### YOUR GOAL
Locate the lines where "series" occurs and copy them as they stand.

## BEGIN WORKING DATA

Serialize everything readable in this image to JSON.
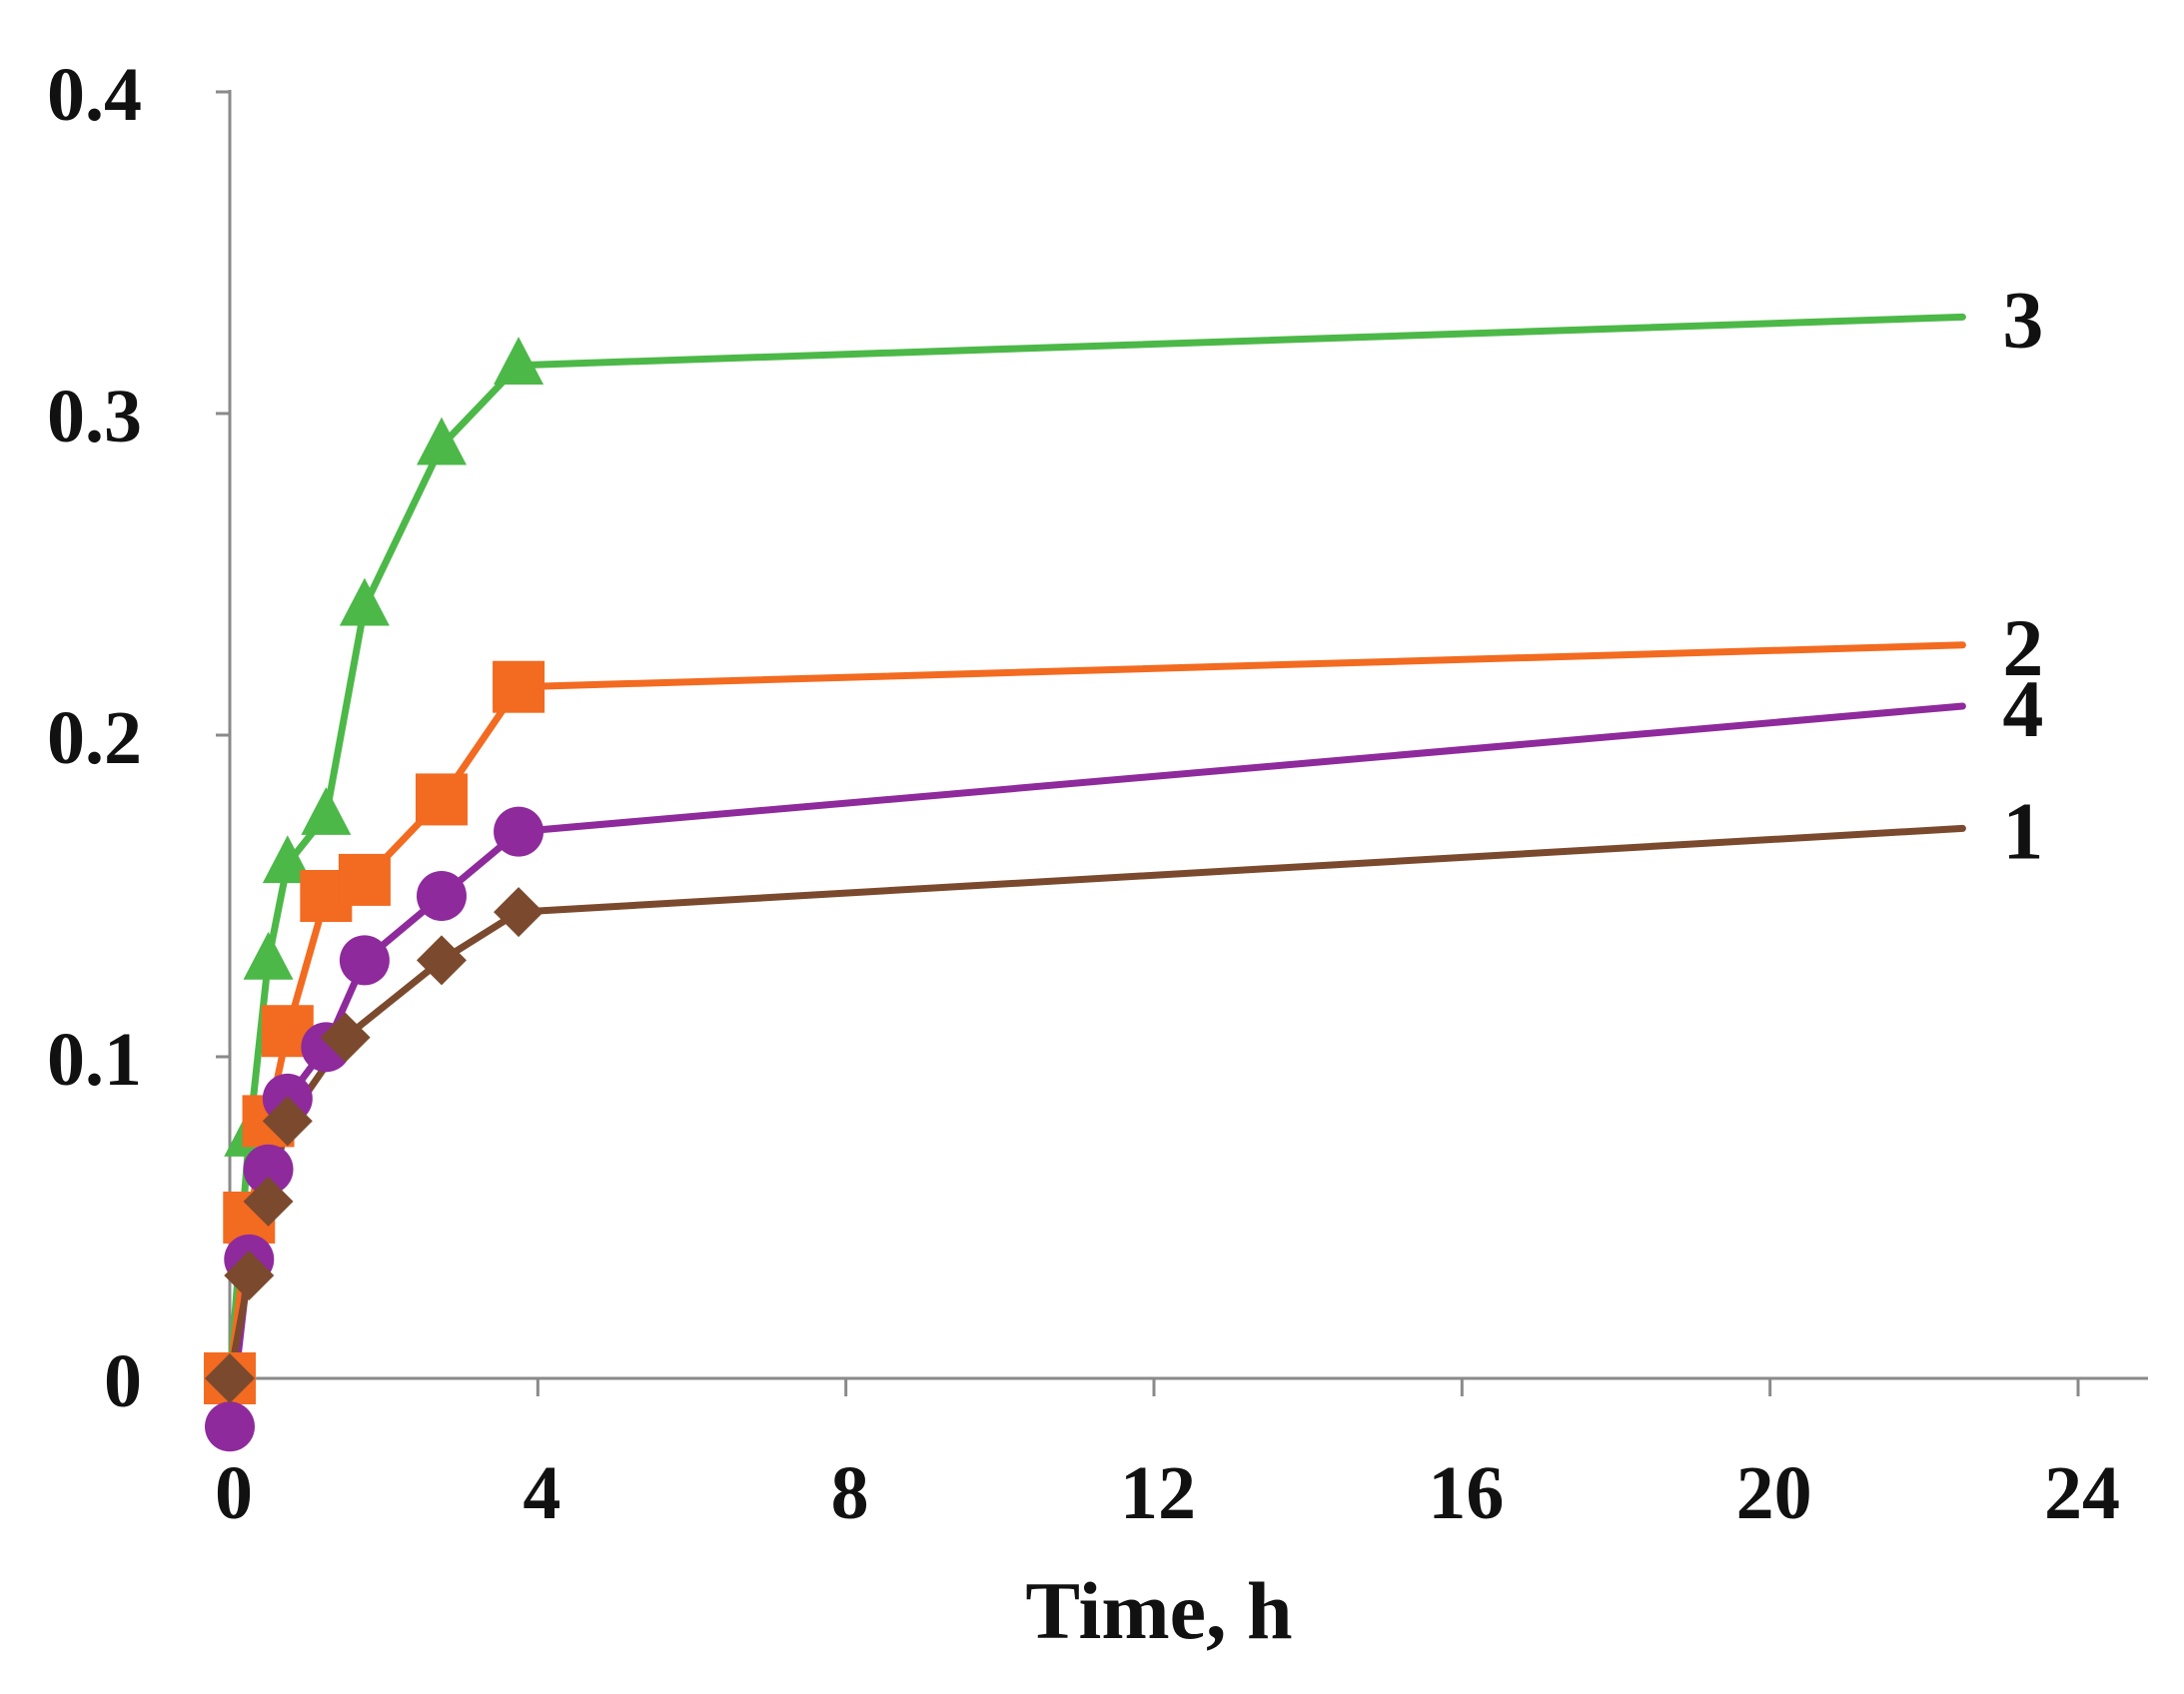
{
  "chart_data": {
    "type": "line",
    "title": "",
    "xlabel": "Time, h",
    "ylabel": "",
    "xlim": [
      0,
      24
    ],
    "ylim": [
      -0.015,
      0.4
    ],
    "x_ticks": [
      0,
      4,
      8,
      12,
      16,
      20,
      24
    ],
    "x_tick_labels": [
      "0",
      "4",
      "8",
      "12",
      "16",
      "20",
      "24"
    ],
    "y_ticks": [
      0,
      0.1,
      0.2,
      0.3,
      0.4
    ],
    "y_tick_labels": [
      "0",
      "0.1",
      "0.2",
      "0.3",
      "0.4"
    ],
    "grid": false,
    "legend": "none (series labelled at line ends)",
    "series": [
      {
        "name": "1",
        "label": "1",
        "color": "#7b4a2e",
        "marker": "diamond",
        "x": [
          0,
          0.25,
          0.5,
          0.75,
          1.5,
          2.75,
          3.75,
          22.5
        ],
        "y": [
          0,
          0.032,
          0.055,
          0.08,
          0.106,
          0.13,
          0.145,
          0.171
        ]
      },
      {
        "name": "2",
        "label": "2",
        "color": "#f26b21",
        "marker": "square",
        "x": [
          0,
          0.25,
          0.5,
          0.75,
          1.25,
          1.75,
          2.75,
          3.75,
          22.5
        ],
        "y": [
          0,
          0.05,
          0.08,
          0.108,
          0.15,
          0.155,
          0.18,
          0.215,
          0.228
        ]
      },
      {
        "name": "3",
        "label": "3",
        "color": "#4cb848",
        "marker": "triangle",
        "x": [
          0,
          0.25,
          0.5,
          0.75,
          1.25,
          1.75,
          2.75,
          3.75,
          22.5
        ],
        "y": [
          0,
          0.075,
          0.13,
          0.16,
          0.175,
          0.24,
          0.29,
          0.315,
          0.33
        ]
      },
      {
        "name": "4",
        "label": "4",
        "color": "#8e2a9c",
        "marker": "circle",
        "x": [
          0,
          0.25,
          0.5,
          0.75,
          1.25,
          1.75,
          2.75,
          3.75,
          22.5
        ],
        "y": [
          -0.015,
          0.037,
          0.065,
          0.087,
          0.103,
          0.13,
          0.15,
          0.17,
          0.209
        ]
      }
    ]
  }
}
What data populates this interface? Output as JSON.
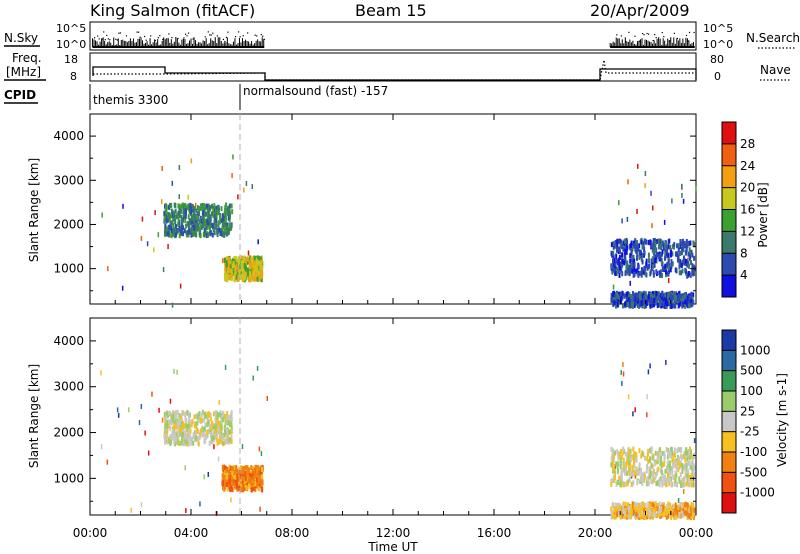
{
  "header": {
    "station": "King Salmon (fitACF)",
    "beam": "Beam 15",
    "date": "20/Apr/2009"
  },
  "strip_labels": {
    "nsky": "N.Sky",
    "freq_top": "Freq.",
    "freq_unit": "[MHz]",
    "cpid": "CPID",
    "nsearch": "N.Search",
    "nave": "Nave"
  },
  "strip_ticks": {
    "nsky_left": [
      "10^5",
      "10^0"
    ],
    "nsearch_right": [
      "10^5",
      "10^0"
    ],
    "freq_left": [
      "18",
      "8"
    ],
    "nave_right": [
      "80",
      "0"
    ]
  },
  "cpid_segments": [
    {
      "label": "themis 3300",
      "start_h": 0.0,
      "end_h": 6.0
    },
    {
      "label": "normalsound (fast) -157",
      "start_h": 6.0,
      "end_h": 24.0
    }
  ],
  "chart_data": [
    {
      "type": "heatmap",
      "name": "power",
      "ylabel": "Slant Range [km]",
      "xlabel": "",
      "xlim": [
        0,
        24
      ],
      "ylim": [
        200,
        4500
      ],
      "yticks": [
        1000,
        2000,
        3000,
        4000
      ],
      "colorbar": {
        "label": "Power [dB]",
        "ticks": [
          "4",
          "8",
          "12",
          "16",
          "20",
          "24",
          "28"
        ],
        "colors": [
          "#1010e0",
          "#2c4ab0",
          "#3a7a6a",
          "#3aa030",
          "#c8c820",
          "#f0a010",
          "#f06010",
          "#e01010"
        ]
      },
      "regions": [
        {
          "t0": 2.9,
          "t1": 5.6,
          "r0": 1800,
          "r1": 2500,
          "level": 2
        },
        {
          "t0": 5.3,
          "t1": 6.8,
          "r0": 800,
          "r1": 1300,
          "level": 4
        },
        {
          "t0": 20.6,
          "t1": 23.9,
          "r0": 900,
          "r1": 1700,
          "level": 1
        },
        {
          "t0": 20.6,
          "t1": 23.9,
          "r0": 200,
          "r1": 500,
          "level": 1
        }
      ]
    },
    {
      "type": "heatmap",
      "name": "velocity",
      "ylabel": "Slant Range [km]",
      "xlabel": "Time UT",
      "xlim": [
        0,
        24
      ],
      "ylim": [
        200,
        4500
      ],
      "yticks": [
        1000,
        2000,
        3000,
        4000
      ],
      "xticks": [
        "00:00",
        "04:00",
        "08:00",
        "12:00",
        "16:00",
        "20:00",
        "00:00"
      ],
      "colorbar": {
        "label": "Velocity [m s-1]",
        "ticks": [
          "1000",
          "500",
          "100",
          "25",
          "-25",
          "-100",
          "-500",
          "-1000"
        ],
        "colors": [
          "#1a3aa8",
          "#2a6aa0",
          "#3a9a5a",
          "#9acd6a",
          "#c8c8c8",
          "#f5c020",
          "#f08010",
          "#f05010",
          "#e01010"
        ]
      },
      "regions": [
        {
          "t0": 2.9,
          "t1": 5.6,
          "r0": 1800,
          "r1": 2500,
          "level": 4
        },
        {
          "t0": 5.2,
          "t1": 6.8,
          "r0": 800,
          "r1": 1300,
          "level": 6
        },
        {
          "t0": 20.6,
          "t1": 23.9,
          "r0": 900,
          "r1": 1700,
          "level": 4
        },
        {
          "t0": 20.6,
          "t1": 23.9,
          "r0": 200,
          "r1": 500,
          "level": 5
        }
      ]
    }
  ]
}
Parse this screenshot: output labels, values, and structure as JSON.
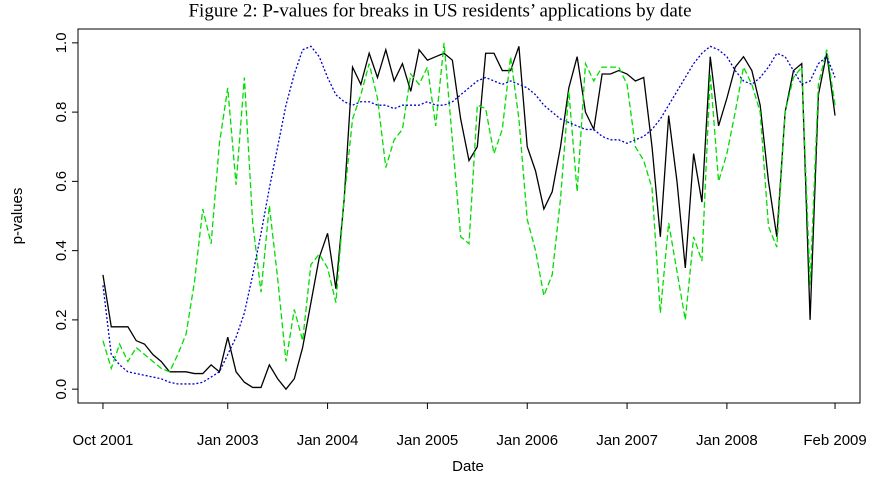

## END WORKING DATA

### REPLY
    "legend": "none (series labelled at line ends)",
    "series": [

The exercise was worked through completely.